EXERCISE TASK:
What follows is a set of records; restate each one word for word and drop the pictures.

* * * * * * * * *

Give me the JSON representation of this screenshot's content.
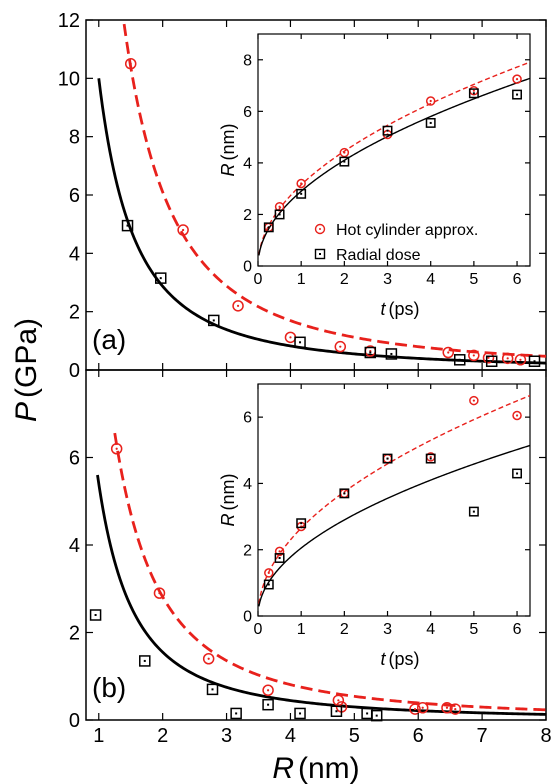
{
  "figure": {
    "ylabel_main": "P",
    "ylabel_unit": "(GPa)",
    "xlabel_main": "R",
    "xlabel_unit": "(nm)"
  },
  "colors": {
    "red": "#e8211c",
    "black": "#000000"
  },
  "chart_data": [
    {
      "id": "a-main",
      "type": "scatter",
      "panel_label": "(a)",
      "xlim": [
        0.8,
        8
      ],
      "ylim": [
        0,
        12
      ],
      "xticks": [
        1,
        2,
        3,
        4,
        5,
        6,
        7,
        8
      ],
      "yticks": [
        0,
        2,
        4,
        6,
        8,
        10,
        12
      ],
      "ytick_labels": [
        "0",
        "2",
        "4",
        "6",
        "8",
        "10",
        "12"
      ],
      "show_xtick_labels": false,
      "series": [
        {
          "key": "hot",
          "marker": "circle-dot",
          "color": "red",
          "x": [
            1.5,
            2.32,
            3.18,
            4.0,
            4.78,
            5.25,
            6.47,
            6.87,
            7.1,
            7.4,
            7.6
          ],
          "y": [
            10.5,
            4.8,
            2.2,
            1.12,
            0.8,
            0.65,
            0.6,
            0.5,
            0.42,
            0.4,
            0.35
          ]
        },
        {
          "key": "radial",
          "marker": "square-dot",
          "color": "black",
          "x": [
            1.45,
            1.97,
            2.8,
            4.15,
            5.25,
            5.58,
            6.65,
            7.15,
            7.82
          ],
          "y": [
            4.95,
            3.15,
            1.7,
            0.95,
            0.6,
            0.55,
            0.35,
            0.3,
            0.3
          ]
        },
        {
          "key": "hot-fit",
          "line": "dashed",
          "color": "red",
          "a": 22,
          "b": 1.85,
          "x0": 1.0,
          "x1": 8
        },
        {
          "key": "radial-fit",
          "line": "solid",
          "color": "black",
          "a": 10,
          "b": 1.8,
          "x0": 1.0,
          "x1": 8
        }
      ]
    },
    {
      "id": "a-inset",
      "type": "scatter",
      "xlim": [
        0,
        6.3
      ],
      "ylim": [
        0,
        9
      ],
      "xticks": [
        0,
        1,
        2,
        3,
        4,
        5,
        6
      ],
      "yticks": [
        0,
        2,
        4,
        6,
        8
      ],
      "ylabel_main": "R",
      "ylabel_unit": "(nm)",
      "xlabel_main": "t",
      "xlabel_unit": "(ps)",
      "legend": [
        "Hot cylinder approx.",
        "Radial dose"
      ],
      "series": [
        {
          "key": "hot",
          "marker": "circle-dot",
          "color": "red",
          "x": [
            0.25,
            0.5,
            1,
            2,
            3,
            4,
            5,
            6
          ],
          "y": [
            1.5,
            2.3,
            3.2,
            4.4,
            5.1,
            6.4,
            6.8,
            7.25
          ]
        },
        {
          "key": "radial",
          "marker": "square-dot",
          "color": "black",
          "x": [
            0.25,
            0.5,
            1,
            2,
            3,
            4,
            5,
            6
          ],
          "y": [
            1.5,
            2.0,
            2.8,
            4.05,
            5.25,
            5.55,
            6.7,
            6.65
          ]
        },
        {
          "key": "hot-fit",
          "line": "dashed-thin",
          "color": "red",
          "coef": 3.15,
          "pow": 0.5,
          "x0": 0.02,
          "x1": 6.3
        },
        {
          "key": "radial-fit",
          "line": "solid-thin",
          "color": "black",
          "coef": 2.9,
          "pow": 0.5,
          "x0": 0.02,
          "x1": 6.3
        }
      ]
    },
    {
      "id": "b-main",
      "type": "scatter",
      "panel_label": "(b)",
      "xlim": [
        0.8,
        8
      ],
      "ylim": [
        0,
        8
      ],
      "xticks": [
        1,
        2,
        3,
        4,
        5,
        6,
        7,
        8
      ],
      "yticks": [
        0,
        2,
        4,
        6
      ],
      "ytick_labels": [
        "0",
        "2",
        "4",
        "6"
      ],
      "xtick_labels": [
        "1",
        "2",
        "3",
        "4",
        "5",
        "6",
        "7",
        "8"
      ],
      "show_xtick_labels": true,
      "series": [
        {
          "key": "hot",
          "marker": "circle-dot",
          "color": "red",
          "x": [
            1.28,
            1.95,
            2.72,
            3.65,
            4.75,
            4.8,
            5.95,
            6.07,
            6.45,
            6.58
          ],
          "y": [
            6.2,
            2.9,
            1.4,
            0.68,
            0.45,
            0.3,
            0.25,
            0.28,
            0.28,
            0.25
          ]
        },
        {
          "key": "radial",
          "marker": "square-dot",
          "color": "black",
          "x": [
            0.95,
            1.72,
            2.78,
            3.15,
            3.65,
            4.15,
            4.72,
            5.2,
            5.35
          ],
          "y": [
            2.4,
            1.35,
            0.7,
            0.15,
            0.35,
            0.15,
            0.2,
            0.15,
            0.1
          ]
        },
        {
          "key": "hot-fit",
          "line": "dashed",
          "color": "red",
          "a": 9.8,
          "b": 1.8,
          "x0": 1.25,
          "x1": 8
        },
        {
          "key": "radial-fit",
          "line": "solid",
          "color": "black",
          "a": 5.4,
          "b": 1.8,
          "x0": 0.98,
          "x1": 8
        }
      ]
    },
    {
      "id": "b-inset",
      "type": "scatter",
      "xlim": [
        0,
        6.3
      ],
      "ylim": [
        0,
        7
      ],
      "xticks": [
        0,
        1,
        2,
        3,
        4,
        5,
        6
      ],
      "yticks": [
        0,
        2,
        4,
        6
      ],
      "ylabel_main": "R",
      "ylabel_unit": "(nm)",
      "xlabel_main": "t",
      "xlabel_unit": "(ps)",
      "series": [
        {
          "key": "hot",
          "marker": "circle-dot",
          "color": "red",
          "x": [
            0.25,
            0.5,
            1,
            2,
            3,
            4,
            5,
            6
          ],
          "y": [
            1.3,
            1.95,
            2.7,
            3.7,
            4.75,
            4.8,
            6.5,
            6.05
          ]
        },
        {
          "key": "radial",
          "marker": "square-dot",
          "color": "black",
          "x": [
            0.25,
            0.5,
            1,
            2,
            3,
            4,
            5,
            6
          ],
          "y": [
            0.95,
            1.75,
            2.8,
            3.7,
            4.75,
            4.75,
            3.15,
            4.3
          ]
        },
        {
          "key": "hot-fit",
          "line": "dashed-thin",
          "color": "red",
          "coef": 2.65,
          "pow": 0.5,
          "x0": 0.02,
          "x1": 6.3
        },
        {
          "key": "radial-fit",
          "line": "solid-thin",
          "color": "black",
          "coef": 2.05,
          "pow": 0.5,
          "x0": 0.02,
          "x1": 6.3
        }
      ]
    }
  ]
}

* * * * * * * * *

THE RESULT:
Give me the JSON representation of this screenshot's content.
{
  "figure": {
    "ylabel_main": "P",
    "ylabel_unit": "(GPa)",
    "xlabel_main": "R",
    "xlabel_unit": "(nm)"
  },
  "colors": {
    "red": "#e8211c",
    "black": "#000000"
  },
  "chart_data": [
    {
      "id": "a-main",
      "type": "scatter",
      "panel_label": "(a)",
      "xlim": [
        0.8,
        8
      ],
      "ylim": [
        0,
        12
      ],
      "xticks": [
        1,
        2,
        3,
        4,
        5,
        6,
        7,
        8
      ],
      "yticks": [
        0,
        2,
        4,
        6,
        8,
        10,
        12
      ],
      "ytick_labels": [
        "0",
        "2",
        "4",
        "6",
        "8",
        "10",
        "12"
      ],
      "show_xtick_labels": false,
      "series": [
        {
          "key": "hot",
          "marker": "circle-dot",
          "color": "red",
          "x": [
            1.5,
            2.32,
            3.18,
            4.0,
            4.78,
            5.25,
            6.47,
            6.87,
            7.1,
            7.4,
            7.6
          ],
          "y": [
            10.5,
            4.8,
            2.2,
            1.12,
            0.8,
            0.65,
            0.6,
            0.5,
            0.42,
            0.4,
            0.35
          ]
        },
        {
          "key": "radial",
          "marker": "square-dot",
          "color": "black",
          "x": [
            1.45,
            1.97,
            2.8,
            4.15,
            5.25,
            5.58,
            6.65,
            7.15,
            7.82
          ],
          "y": [
            4.95,
            3.15,
            1.7,
            0.95,
            0.6,
            0.55,
            0.35,
            0.3,
            0.3
          ]
        },
        {
          "key": "hot-fit",
          "line": "dashed",
          "color": "red",
          "a": 22,
          "b": 1.85,
          "x0": 1.0,
          "x1": 8
        },
        {
          "key": "radial-fit",
          "line": "solid",
          "color": "black",
          "a": 10,
          "b": 1.8,
          "x0": 1.0,
          "x1": 8
        }
      ]
    },
    {
      "id": "a-inset",
      "type": "scatter",
      "xlim": [
        0,
        6.3
      ],
      "ylim": [
        0,
        9
      ],
      "xticks": [
        0,
        1,
        2,
        3,
        4,
        5,
        6
      ],
      "yticks": [
        0,
        2,
        4,
        6,
        8
      ],
      "ylabel_main": "R",
      "ylabel_unit": "(nm)",
      "xlabel_main": "t",
      "xlabel_unit": "(ps)",
      "legend": [
        "Hot cylinder approx.",
        "Radial dose"
      ],
      "series": [
        {
          "key": "hot",
          "marker": "circle-dot",
          "color": "red",
          "x": [
            0.25,
            0.5,
            1,
            2,
            3,
            4,
            5,
            6
          ],
          "y": [
            1.5,
            2.3,
            3.2,
            4.4,
            5.1,
            6.4,
            6.8,
            7.25
          ]
        },
        {
          "key": "radial",
          "marker": "square-dot",
          "color": "black",
          "x": [
            0.25,
            0.5,
            1,
            2,
            3,
            4,
            5,
            6
          ],
          "y": [
            1.5,
            2.0,
            2.8,
            4.05,
            5.25,
            5.55,
            6.7,
            6.65
          ]
        },
        {
          "key": "hot-fit",
          "line": "dashed-thin",
          "color": "red",
          "coef": 3.15,
          "pow": 0.5,
          "x0": 0.02,
          "x1": 6.3
        },
        {
          "key": "radial-fit",
          "line": "solid-thin",
          "color": "black",
          "coef": 2.9,
          "pow": 0.5,
          "x0": 0.02,
          "x1": 6.3
        }
      ]
    },
    {
      "id": "b-main",
      "type": "scatter",
      "panel_label": "(b)",
      "xlim": [
        0.8,
        8
      ],
      "ylim": [
        0,
        8
      ],
      "xticks": [
        1,
        2,
        3,
        4,
        5,
        6,
        7,
        8
      ],
      "yticks": [
        0,
        2,
        4,
        6
      ],
      "ytick_labels": [
        "0",
        "2",
        "4",
        "6"
      ],
      "xtick_labels": [
        "1",
        "2",
        "3",
        "4",
        "5",
        "6",
        "7",
        "8"
      ],
      "show_xtick_labels": true,
      "series": [
        {
          "key": "hot",
          "marker": "circle-dot",
          "color": "red",
          "x": [
            1.28,
            1.95,
            2.72,
            3.65,
            4.75,
            4.8,
            5.95,
            6.07,
            6.45,
            6.58
          ],
          "y": [
            6.2,
            2.9,
            1.4,
            0.68,
            0.45,
            0.3,
            0.25,
            0.28,
            0.28,
            0.25
          ]
        },
        {
          "key": "radial",
          "marker": "square-dot",
          "color": "black",
          "x": [
            0.95,
            1.72,
            2.78,
            3.15,
            3.65,
            4.15,
            4.72,
            5.2,
            5.35
          ],
          "y": [
            2.4,
            1.35,
            0.7,
            0.15,
            0.35,
            0.15,
            0.2,
            0.15,
            0.1
          ]
        },
        {
          "key": "hot-fit",
          "line": "dashed",
          "color": "red",
          "a": 9.8,
          "b": 1.8,
          "x0": 1.25,
          "x1": 8
        },
        {
          "key": "radial-fit",
          "line": "solid",
          "color": "black",
          "a": 5.4,
          "b": 1.8,
          "x0": 0.98,
          "x1": 8
        }
      ]
    },
    {
      "id": "b-inset",
      "type": "scatter",
      "xlim": [
        0,
        6.3
      ],
      "ylim": [
        0,
        7
      ],
      "xticks": [
        0,
        1,
        2,
        3,
        4,
        5,
        6
      ],
      "yticks": [
        0,
        2,
        4,
        6
      ],
      "ylabel_main": "R",
      "ylabel_unit": "(nm)",
      "xlabel_main": "t",
      "xlabel_unit": "(ps)",
      "series": [
        {
          "key": "hot",
          "marker": "circle-dot",
          "color": "red",
          "x": [
            0.25,
            0.5,
            1,
            2,
            3,
            4,
            5,
            6
          ],
          "y": [
            1.3,
            1.95,
            2.7,
            3.7,
            4.75,
            4.8,
            6.5,
            6.05
          ]
        },
        {
          "key": "radial",
          "marker": "square-dot",
          "color": "black",
          "x": [
            0.25,
            0.5,
            1,
            2,
            3,
            4,
            5,
            6
          ],
          "y": [
            0.95,
            1.75,
            2.8,
            3.7,
            4.75,
            4.75,
            3.15,
            4.3
          ]
        },
        {
          "key": "hot-fit",
          "line": "dashed-thin",
          "color": "red",
          "coef": 2.65,
          "pow": 0.5,
          "x0": 0.02,
          "x1": 6.3
        },
        {
          "key": "radial-fit",
          "line": "solid-thin",
          "color": "black",
          "coef": 2.05,
          "pow": 0.5,
          "x0": 0.02,
          "x1": 6.3
        }
      ]
    }
  ]
}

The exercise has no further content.